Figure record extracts
# # # #

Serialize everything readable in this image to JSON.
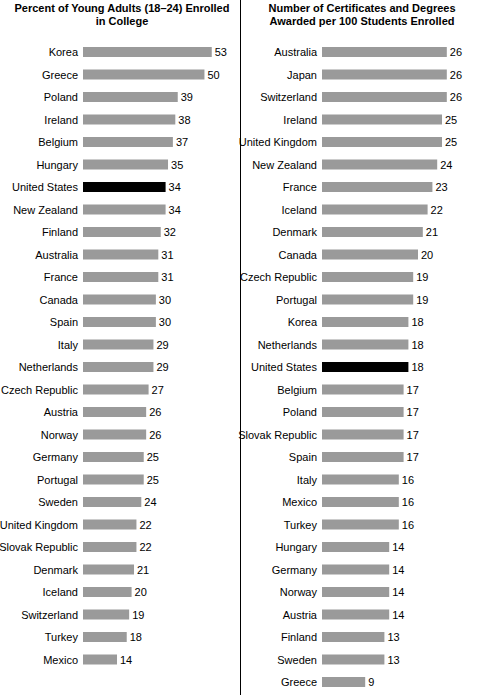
{
  "chart_data": [
    {
      "type": "bar",
      "orientation": "horizontal",
      "title": "Percent of Young Adults (18–24) Enrolled in College",
      "categories": [
        "Korea",
        "Greece",
        "Poland",
        "Ireland",
        "Belgium",
        "Hungary",
        "United States",
        "New Zealand",
        "Finland",
        "Australia",
        "France",
        "Canada",
        "Spain",
        "Italy",
        "Netherlands",
        "Czech Republic",
        "Austria",
        "Norway",
        "Germany",
        "Portugal",
        "Sweden",
        "United Kingdom",
        "Slovak Republic",
        "Denmark",
        "Iceland",
        "Switzerland",
        "Turkey",
        "Mexico"
      ],
      "values": [
        53,
        50,
        39,
        38,
        37,
        35,
        34,
        34,
        32,
        31,
        31,
        30,
        30,
        29,
        29,
        27,
        26,
        26,
        25,
        25,
        24,
        22,
        22,
        21,
        20,
        19,
        18,
        14
      ],
      "colors": [
        "#9a9a9a",
        "#9a9a9a",
        "#9a9a9a",
        "#9a9a9a",
        "#9a9a9a",
        "#9a9a9a",
        "#000000",
        "#9a9a9a",
        "#9a9a9a",
        "#9a9a9a",
        "#9a9a9a",
        "#9a9a9a",
        "#9a9a9a",
        "#9a9a9a",
        "#9a9a9a",
        "#9a9a9a",
        "#9a9a9a",
        "#9a9a9a",
        "#9a9a9a",
        "#9a9a9a",
        "#9a9a9a",
        "#9a9a9a",
        "#9a9a9a",
        "#9a9a9a",
        "#9a9a9a",
        "#9a9a9a",
        "#9a9a9a",
        "#9a9a9a"
      ],
      "xlim": [
        0,
        55
      ],
      "data_labels": true,
      "tick_labels": "y",
      "grid": false
    },
    {
      "type": "bar",
      "orientation": "horizontal",
      "title": "Number of Certificates and Degrees Awarded per 100 Students Enrolled",
      "categories": [
        "Australia",
        "Japan",
        "Switzerland",
        "Ireland",
        "United Kingdom",
        "New Zealand",
        "France",
        "Iceland",
        "Denmark",
        "Canada",
        "Czech Republic",
        "Portugal",
        "Korea",
        "Netherlands",
        "United States",
        "Belgium",
        "Poland",
        "Slovak Republic",
        "Spain",
        "Italy",
        "Mexico",
        "Turkey",
        "Hungary",
        "Germany",
        "Norway",
        "Austria",
        "Finland",
        "Sweden",
        "Greece"
      ],
      "values": [
        26,
        26,
        26,
        25,
        25,
        24,
        23,
        22,
        21,
        20,
        19,
        19,
        18,
        18,
        18,
        17,
        17,
        17,
        17,
        16,
        16,
        16,
        14,
        14,
        14,
        14,
        13,
        13,
        9
      ],
      "colors": [
        "#9a9a9a",
        "#9a9a9a",
        "#9a9a9a",
        "#9a9a9a",
        "#9a9a9a",
        "#9a9a9a",
        "#9a9a9a",
        "#9a9a9a",
        "#9a9a9a",
        "#9a9a9a",
        "#9a9a9a",
        "#9a9a9a",
        "#9a9a9a",
        "#9a9a9a",
        "#000000",
        "#9a9a9a",
        "#9a9a9a",
        "#9a9a9a",
        "#9a9a9a",
        "#9a9a9a",
        "#9a9a9a",
        "#9a9a9a",
        "#9a9a9a",
        "#9a9a9a",
        "#9a9a9a",
        "#9a9a9a",
        "#9a9a9a",
        "#9a9a9a",
        "#9a9a9a"
      ],
      "xlim": [
        0,
        27
      ],
      "data_labels": true,
      "tick_labels": "y",
      "grid": false
    }
  ]
}
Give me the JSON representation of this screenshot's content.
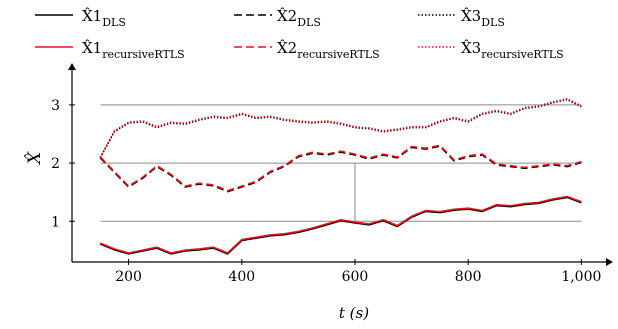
{
  "chart_data": {
    "type": "line",
    "xlabel": "t (s)",
    "ylabel": "X̂",
    "xlim": [
      100,
      1040
    ],
    "ylim": [
      0.3,
      3.6
    ],
    "x_ticks": [
      200,
      400,
      600,
      800,
      1000
    ],
    "x_tick_labels": [
      "200",
      "400",
      "600",
      "800",
      "1,000"
    ],
    "y_ticks": [
      1,
      2,
      3
    ],
    "y_tick_labels": [
      "1",
      "2",
      "3"
    ],
    "grid": "horizontal lines at y = 1, 2, 3",
    "legend_position": "top",
    "legend": [
      {
        "base": "X̂1",
        "sub": "DLS"
      },
      {
        "base": "X̂2",
        "sub": "DLS"
      },
      {
        "base": "X̂3",
        "sub": "DLS"
      },
      {
        "base": "X̂1",
        "sub": "recursiveRTLS"
      },
      {
        "base": "X̂2",
        "sub": "recursiveRTLS"
      },
      {
        "base": "X̂3",
        "sub": "recursiveRTLS"
      }
    ],
    "colors": {
      "DLS": "#000000",
      "recursiveRTLS": "#e8141b"
    },
    "dash_styles": [
      "solid",
      "dashed",
      "dotted"
    ],
    "series": [
      {
        "name": "X̂1",
        "x": [
          150,
          175,
          200,
          225,
          250,
          275,
          300,
          325,
          350,
          375,
          400,
          425,
          450,
          475,
          500,
          525,
          550,
          575,
          600,
          625,
          650,
          675,
          700,
          725,
          750,
          775,
          800,
          825,
          850,
          875,
          900,
          925,
          950,
          975,
          1000
        ],
        "values": [
          0.62,
          0.52,
          0.45,
          0.5,
          0.55,
          0.45,
          0.5,
          0.52,
          0.55,
          0.45,
          0.68,
          0.72,
          0.76,
          0.78,
          0.82,
          0.88,
          0.95,
          1.02,
          0.98,
          0.95,
          1.02,
          0.92,
          1.08,
          1.18,
          1.16,
          1.2,
          1.22,
          1.18,
          1.28,
          1.26,
          1.3,
          1.32,
          1.38,
          1.42,
          1.33
        ]
      },
      {
        "name": "X̂2",
        "x": [
          150,
          175,
          200,
          225,
          250,
          275,
          300,
          325,
          350,
          375,
          400,
          425,
          450,
          475,
          500,
          525,
          550,
          575,
          600,
          625,
          650,
          675,
          700,
          725,
          750,
          775,
          800,
          825,
          850,
          875,
          900,
          925,
          950,
          975,
          1000
        ],
        "values": [
          2.1,
          1.85,
          1.6,
          1.75,
          1.95,
          1.8,
          1.6,
          1.65,
          1.62,
          1.52,
          1.6,
          1.68,
          1.85,
          1.95,
          2.12,
          2.18,
          2.15,
          2.2,
          2.15,
          2.08,
          2.15,
          2.1,
          2.28,
          2.25,
          2.3,
          2.05,
          2.12,
          2.15,
          1.98,
          1.95,
          1.92,
          1.95,
          1.98,
          1.95,
          2.02
        ]
      },
      {
        "name": "X̂3",
        "x": [
          150,
          175,
          200,
          225,
          250,
          275,
          300,
          325,
          350,
          375,
          400,
          425,
          450,
          475,
          500,
          525,
          550,
          575,
          600,
          625,
          650,
          675,
          700,
          725,
          750,
          775,
          800,
          825,
          850,
          875,
          900,
          925,
          950,
          975,
          1000
        ],
        "values": [
          2.1,
          2.55,
          2.7,
          2.72,
          2.62,
          2.7,
          2.68,
          2.75,
          2.8,
          2.78,
          2.85,
          2.78,
          2.8,
          2.75,
          2.72,
          2.7,
          2.72,
          2.68,
          2.62,
          2.6,
          2.55,
          2.58,
          2.62,
          2.62,
          2.72,
          2.78,
          2.72,
          2.85,
          2.9,
          2.85,
          2.95,
          2.98,
          3.05,
          3.1,
          2.98
        ]
      }
    ]
  }
}
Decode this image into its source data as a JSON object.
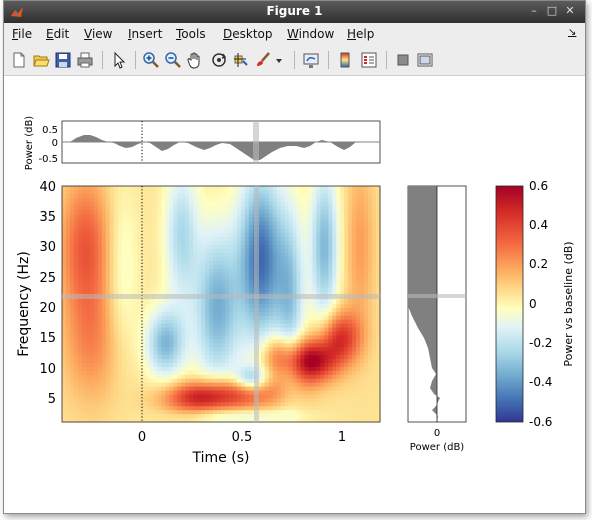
{
  "window": {
    "title": "Figure 1"
  },
  "menu": [
    "File",
    "Edit",
    "View",
    "Insert",
    "Tools",
    "Desktop",
    "Window",
    "Help"
  ],
  "toolbar_icons": [
    "new-figure-icon",
    "open-file-icon",
    "save-icon",
    "print-icon",
    "pointer-icon",
    "zoom-in-icon",
    "zoom-out-icon",
    "pan-icon",
    "rotate-3d-icon",
    "data-cursor-icon",
    "brush-icon",
    "brush-dropdown-icon",
    "link-plot-icon",
    "colorbar-icon",
    "legend-icon",
    "hide-plot-tools-icon",
    "show-plot-tools-icon"
  ],
  "top_panel": {
    "ylabel": "Power (dB)",
    "yticks": [
      "0.5",
      "0",
      "-0.5"
    ]
  },
  "main": {
    "ylabel": "Frequency (Hz)",
    "xlabel": "Time (s)",
    "yticks": [
      "40",
      "35",
      "30",
      "25",
      "20",
      "15",
      "10",
      "5"
    ],
    "xticks": [
      "0",
      "0.5",
      "1"
    ]
  },
  "side_panel": {
    "xlabel": "Power (dB)",
    "xtick": "0"
  },
  "colorbar": {
    "label": "Power vs baseline (dB)",
    "ticks": [
      "0.6",
      "0.4",
      "0.2",
      "0",
      "-0.2",
      "-0.4",
      "-0.6"
    ]
  },
  "chart_data": {
    "type": "heatmap",
    "xlabel": "Time (s)",
    "ylabel": "Frequency (Hz)",
    "xlim": [
      -0.4,
      1.2
    ],
    "ylim": [
      1,
      40
    ],
    "clim": [
      -0.6,
      0.6
    ],
    "colorbar_label": "Power vs baseline (dB)",
    "markers": {
      "time_cursor": 0.58,
      "frequency_cursor": 21.5,
      "event_line": 0
    },
    "blobs": [
      {
        "t": -0.28,
        "f": 30,
        "value": 0.3,
        "st": 0.09,
        "sf": 8
      },
      {
        "t": -0.25,
        "f": 14,
        "value": 0.18,
        "st": 0.1,
        "sf": 7
      },
      {
        "t": -0.1,
        "f": 26,
        "value": -0.12,
        "st": 0.06,
        "sf": 10
      },
      {
        "t": 0.3,
        "f": 5,
        "value": 0.45,
        "st": 0.13,
        "sf": 1.8
      },
      {
        "t": 0.55,
        "f": 6,
        "value": 0.3,
        "st": 0.15,
        "sf": 2.0
      },
      {
        "t": 0.85,
        "f": 11,
        "value": 0.58,
        "st": 0.09,
        "sf": 2.5
      },
      {
        "t": 1.0,
        "f": 15,
        "value": 0.4,
        "st": 0.07,
        "sf": 3.0
      },
      {
        "t": 0.68,
        "f": 12,
        "value": 0.25,
        "st": 0.06,
        "sf": 2.5
      },
      {
        "t": 0.6,
        "f": 28,
        "value": -0.55,
        "st": 0.08,
        "sf": 10
      },
      {
        "t": 0.38,
        "f": 20,
        "value": -0.4,
        "st": 0.08,
        "sf": 9
      },
      {
        "t": 0.12,
        "f": 14,
        "value": -0.38,
        "st": 0.07,
        "sf": 4
      },
      {
        "t": 0.55,
        "f": 8,
        "value": -0.35,
        "st": 0.06,
        "sf": 1.5
      },
      {
        "t": 0.92,
        "f": 30,
        "value": -0.38,
        "st": 0.05,
        "sf": 9
      },
      {
        "t": 0.75,
        "f": 22,
        "value": -0.3,
        "st": 0.05,
        "sf": 10
      },
      {
        "t": 0.2,
        "f": 32,
        "value": -0.28,
        "st": 0.06,
        "sf": 8
      },
      {
        "t": 0.5,
        "f": 2,
        "value": -0.15,
        "st": 0.2,
        "sf": 0.8
      },
      {
        "t": 1.1,
        "f": 30,
        "value": 0.15,
        "st": 0.05,
        "sf": 10
      }
    ]
  }
}
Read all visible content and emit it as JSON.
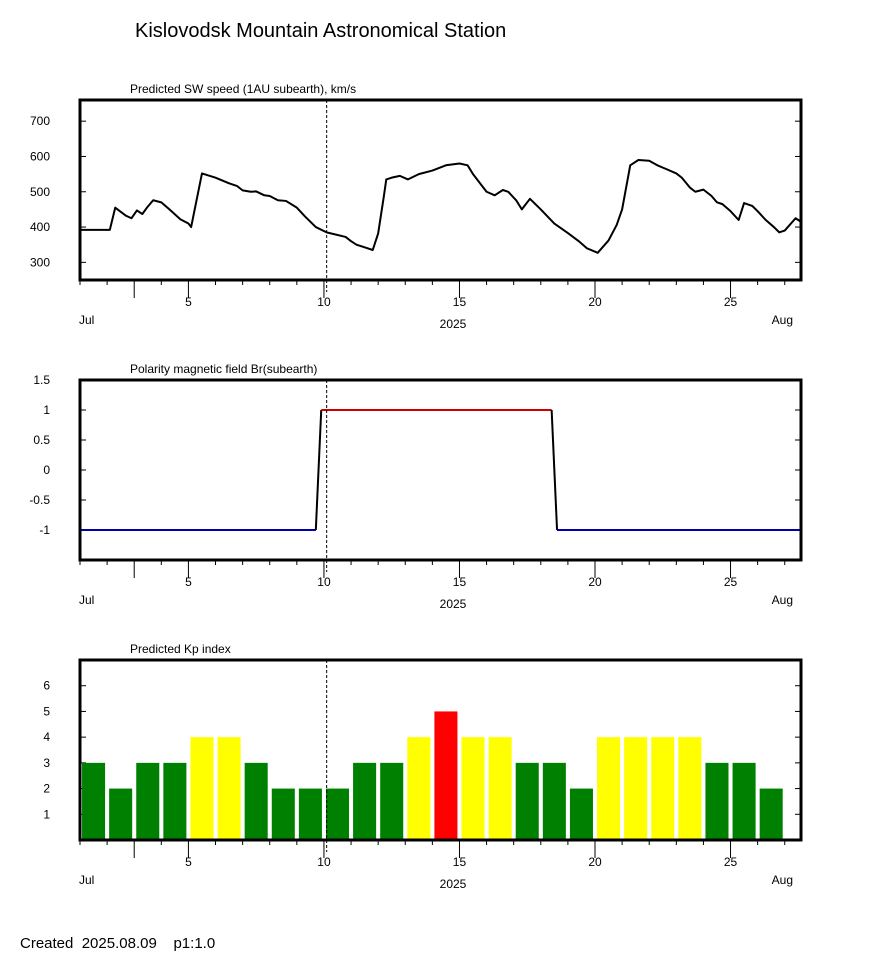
{
  "station_title": "Kislovodsk Mountain Astronomical Station",
  "footer": {
    "created_label": "Created",
    "created_date": "2025.08.09",
    "page": "p1:1.0"
  },
  "time_axis": {
    "start_day": 1,
    "end_day": 27.6,
    "major_ticks": [
      5,
      10,
      15,
      20,
      25
    ],
    "month_start": "Jul",
    "month_end": "Aug",
    "year": "2025",
    "current_day": 10.1
  },
  "chart_data": [
    {
      "type": "line",
      "title": "Predicted SW speed (1AU subearth), km/s",
      "ylabel": "km/s",
      "ylim": [
        250,
        760
      ],
      "yticks": [
        300,
        400,
        500,
        600,
        700
      ],
      "color": "#000000",
      "x": [
        1.0,
        2.1,
        2.3,
        2.7,
        2.9,
        3.1,
        3.3,
        3.5,
        3.7,
        4.0,
        4.3,
        4.7,
        5.0,
        5.1,
        5.5,
        6.0,
        6.5,
        6.8,
        7.0,
        7.3,
        7.5,
        7.8,
        8.0,
        8.3,
        8.6,
        9.0,
        9.3,
        9.7,
        10.1,
        10.8,
        11.0,
        11.2,
        11.6,
        11.8,
        12.0,
        12.2,
        12.3,
        12.5,
        12.8,
        13.1,
        13.5,
        14.0,
        14.5,
        15.0,
        15.3,
        15.5,
        15.8,
        16.0,
        16.3,
        16.6,
        16.8,
        17.1,
        17.3,
        17.6,
        18.0,
        18.5,
        19.0,
        19.4,
        19.7,
        20.1,
        20.5,
        20.8,
        21.0,
        21.3,
        21.6,
        22.0,
        22.3,
        22.7,
        23.0,
        23.2,
        23.5,
        23.7,
        24.0,
        24.3,
        24.5,
        24.7,
        25.0,
        25.3,
        25.5,
        25.8,
        26.0,
        26.3,
        26.6,
        26.8,
        27.0,
        27.4,
        27.6
      ],
      "y": [
        392,
        392,
        455,
        432,
        425,
        447,
        437,
        458,
        476,
        470,
        450,
        422,
        410,
        400,
        552,
        540,
        524,
        516,
        504,
        500,
        501,
        490,
        488,
        476,
        474,
        455,
        430,
        400,
        385,
        372,
        360,
        350,
        340,
        335,
        382,
        482,
        535,
        540,
        545,
        535,
        550,
        560,
        575,
        580,
        575,
        550,
        520,
        500,
        490,
        505,
        500,
        475,
        450,
        480,
        450,
        410,
        383,
        360,
        340,
        327,
        362,
        406,
        450,
        575,
        590,
        588,
        575,
        562,
        552,
        540,
        512,
        500,
        506,
        488,
        470,
        465,
        445,
        420,
        468,
        460,
        445,
        420,
        400,
        385,
        390,
        425,
        415
      ]
    },
    {
      "type": "line",
      "title": "Polarity magnetic field  Br(subearth)",
      "ylim": [
        -1.5,
        1.5
      ],
      "yticks": [
        -1,
        -0.5,
        0,
        0.5,
        1,
        1.5
      ],
      "ytick_labels": [
        "-1",
        "-0.5",
        "0",
        "0.5",
        "1",
        "1.5"
      ],
      "series": [
        {
          "color": "#0000AA",
          "x": [
            1.0,
            9.7
          ],
          "y": [
            -1,
            -1
          ]
        },
        {
          "color": "#000000",
          "x": [
            9.7,
            9.9
          ],
          "y": [
            -1,
            1
          ]
        },
        {
          "color": "#CC0000",
          "x": [
            9.9,
            18.4
          ],
          "y": [
            1,
            1
          ]
        },
        {
          "color": "#000000",
          "x": [
            18.4,
            18.6
          ],
          "y": [
            1,
            -1
          ]
        },
        {
          "color": "#0000AA",
          "x": [
            18.6,
            27.6
          ],
          "y": [
            -1,
            -1
          ]
        }
      ]
    },
    {
      "type": "bar",
      "title": "Predicted Kp index",
      "ylim": [
        0,
        7
      ],
      "yticks": [
        1,
        2,
        3,
        4,
        5,
        6
      ],
      "bar_width_days": 0.85,
      "colors": {
        "green": "#008000",
        "yellow": "#FFFF00",
        "red": "#FF0000"
      },
      "x": [
        1.5,
        2.5,
        3.5,
        4.5,
        5.5,
        6.5,
        7.5,
        8.5,
        9.5,
        10.5,
        11.5,
        12.5,
        13.5,
        14.5,
        15.5,
        16.5,
        17.5,
        18.5,
        19.5,
        20.5,
        21.5,
        22.5,
        23.5,
        24.5,
        25.5,
        26.5
      ],
      "values": [
        3,
        2,
        3,
        3,
        4,
        4,
        3,
        2,
        2,
        2,
        3,
        3,
        4,
        5,
        4,
        4,
        3,
        3,
        2,
        4,
        4,
        4,
        4,
        3,
        3,
        2
      ],
      "bar_colors": [
        "green",
        "green",
        "green",
        "green",
        "yellow",
        "yellow",
        "green",
        "green",
        "green",
        "green",
        "green",
        "green",
        "yellow",
        "red",
        "yellow",
        "yellow",
        "green",
        "green",
        "green",
        "yellow",
        "yellow",
        "yellow",
        "yellow",
        "green",
        "green",
        "green"
      ]
    }
  ]
}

# # # #

EXERCISE - Find every line in the records above that contains the word "content", and copy each one.

RESULT FOR THIS EXERCISE -
Give me the JSON representation of this screenshot's content.
Read all visible content and emit it as JSON.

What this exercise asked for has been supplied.